Big in Japan

Francesca Syz visits Tokyu!Wow, a multimedia exposition of modern cultural and consumer trends in the Japanese capital

OK, so I happen to think belly button tape is a good idea (just how does that fluff get in there, anyway?), but mouth stretchers and paper pants do seem a little beyond the call of duty for your average product designer. But then the Japanese are not your average consumers. This is the subject of Tokyu!Wow, an exhibition opening in Soho this week, which looks at Tokyo culture through its everyday consumer products.

The idea for the exhibition comes from advertising agency Bartle Bogle Hegarty employee Nick Barham, whose official title is “cultural reporter”. His job is to search the globe for the latest consumer trends. In May, Barham went to Tokyo with freelance creative director Shona Heath. They took photographs and bought “normal” objects from a local department store, Tokyu Hands. “It wasn’t about trying to find the weirdest stuff,” says Barham, “but the most ordinary. They just seem weird to us.”

Walking around the exhibition, I can identify two main target groups. First, the brand- and logo-loving teenagers. Coming from a racially homogenous culture as they do, they are all the more determined to acquire a look, which is not their natural one. Photographs show posters and flyers splashing the faces of celebrity models and musicians across public walls in Tokyo. These are the the trend-setters.

WHAT IS ASKED –
[A] Print the Tokyu!Wow exhibition article word for word, starting at the words "Big in Japan" and ending after "everyday consumer products.".
[B] Carry on writing the Tokyu!Wow exhibition article from the end of its final sentence.
The lines after this point come from a different source.

ITEMS –

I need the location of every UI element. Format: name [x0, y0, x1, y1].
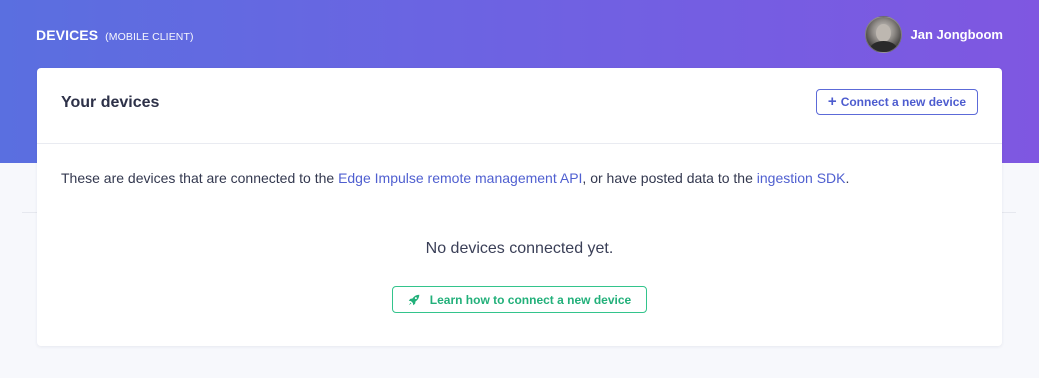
card-header: Your devices + Connect a new device [37, 68, 1002, 144]
card-description: These are devices that are connected to … [61, 170, 849, 186]
avatar-face [875, 24, 891, 42]
avatar-body [869, 41, 897, 52]
card-title: Your devices [61, 94, 160, 111]
user-name[interactable]: Jan Jongboom [911, 27, 1003, 42]
remote-management-api-link[interactable]: Edge Impulse remote management API [338, 170, 582, 186]
ingestion-sdk-link[interactable]: ingestion SDK [757, 170, 846, 186]
connect-device-label: Connect a new device [840, 95, 967, 109]
description-prefix: These are devices that are connected to … [61, 170, 339, 186]
page-title: DEVICES (MOBILE CLIENT) [36, 27, 194, 43]
avatar[interactable] [864, 16, 902, 53]
page: DEVICES (MOBILE CLIENT) Jan Jongboom You… [0, 0, 1039, 378]
rocket-icon [408, 294, 420, 305]
connect-device-button[interactable]: + Connect a new device [816, 89, 978, 115]
description-middle: , or have posted data to the [582, 170, 757, 186]
page-subtitle: (MOBILE CLIENT) [105, 31, 194, 43]
learn-connect-button[interactable]: Learn how to connect a new device [392, 286, 647, 313]
user-menu[interactable]: Jan Jongboom [864, 16, 1003, 53]
devices-card: Your devices + Connect a new device Thes… [37, 68, 1002, 346]
plus-icon: + [827, 93, 837, 110]
learn-connect-label: Learn how to connect a new device [429, 292, 632, 307]
description-suffix: . [845, 170, 850, 186]
page-title-text: DEVICES [36, 27, 99, 43]
empty-state-text: No devices connected yet. [425, 240, 614, 257]
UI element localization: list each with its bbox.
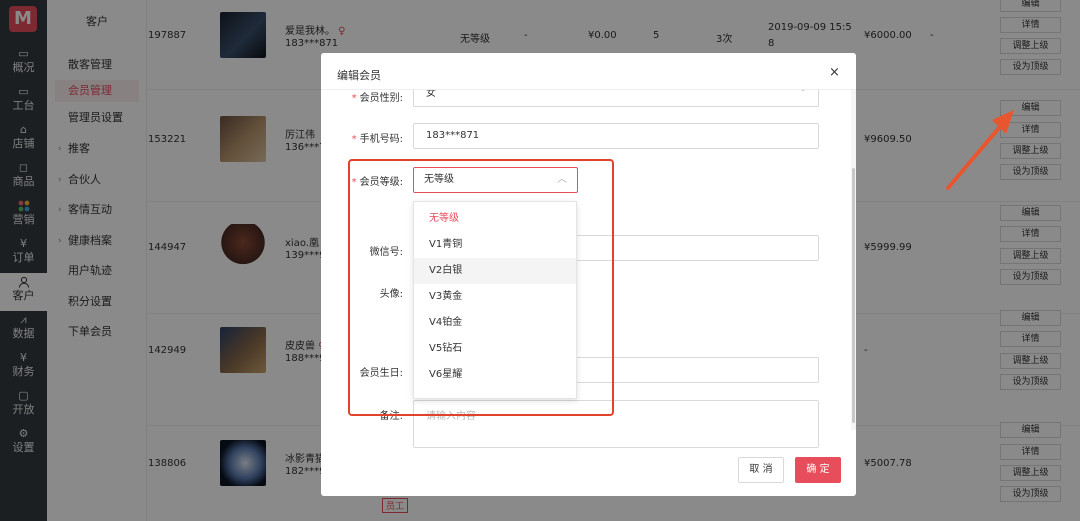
phone-label: * 手机号码: bbox=[351, 134, 403, 145]
confirm-button[interactable]: 确 定 bbox=[795, 457, 841, 483]
dialog-scrollbar-thumb[interactable] bbox=[852, 168, 855, 423]
annotation-arrow-icon bbox=[946, 110, 1014, 190]
close-icon[interactable]: × bbox=[829, 65, 840, 80]
dialog-title: 编辑会员 bbox=[337, 69, 381, 82]
dialog-header bbox=[321, 53, 856, 89]
cancel-button[interactable]: 取 消 bbox=[738, 457, 784, 483]
annotation-highlight-box bbox=[348, 159, 614, 416]
dialog-divider bbox=[321, 89, 856, 90]
gender-label: * 会员性别: bbox=[351, 93, 403, 104]
phone-input[interactable]: 183***871 bbox=[413, 123, 819, 149]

TASK RESULTS –
[A]
Big in Japan

Francesca Syz visits Tokyu!Wow, a multimedia exposition of modern cultural and consumer trends in the Japanese capital

OK, so I happen to think belly button tape is a good idea (just how does that fluff get in there, anyway?), but mouth stretchers and paper pants do seem a little beyond the call of duty for your average product designer. But then the Japanese are not your average consumers. This is the subject of Tokyu!Wow, an exhibition opening in Soho this week, which looks at Tokyo culture through its everyday consumer products.

[B]
For example, a current cult, Gunguro, was initiated by a pop singer, Namie Amuro, whose tanned look has sent hundreds of kids into a frenzy of hair bleaching, skin tanning and thick white lip and eye make-up. Girls also aspire to look cute – “kawaii”, and the sexy, little girl image – celebrated by the schoolgirl phenomena – is very fashionable. There are even magazines with names like “Cutie”í which teach you how to enhance your cuteness. It seems likely that this is in response to the harsh work ethic of adults – and the desire of young women to have fun before employment or marriage. Some Japanese intellectuals have even gone as far as to pronounce the schoolgirl movement a political one, a post feminist reaction to what is still largely a male dominated society.

The second target group is the desk jockey, mostly grown-ups. They frequently work 18-hour days and gratefully purchase practical products, like the Ear Alarm, which wakes you just before your stop on the commuter train, the Eye Cooler Packs and, yes, Sock Holding Up Glue.

Perhaps out of nostalgia for their lost youth, this group also seems to want the cartoon logos. So however mundane the product, from fly swat to fax machine, it still comes in its immaculate plastic package, complete with bright little cartoon character. Even condoms – little yellow boxes with a picture of two kittens on the side and the words Love Cats scrawled across the top – are cute.

The exhibition also addresses common themes like hygiene: Fresh Kiss is an electronic halitosis monitor shaped like a mobile phone. Another theme is body image – the packet suggests using the Mouth Stretcher for two to three minutes a day for successful mouth enhancement. For overall face improvement there’s the Super Shape-Up Face: an electronic device that sends gentle toning pulses into your cheeks.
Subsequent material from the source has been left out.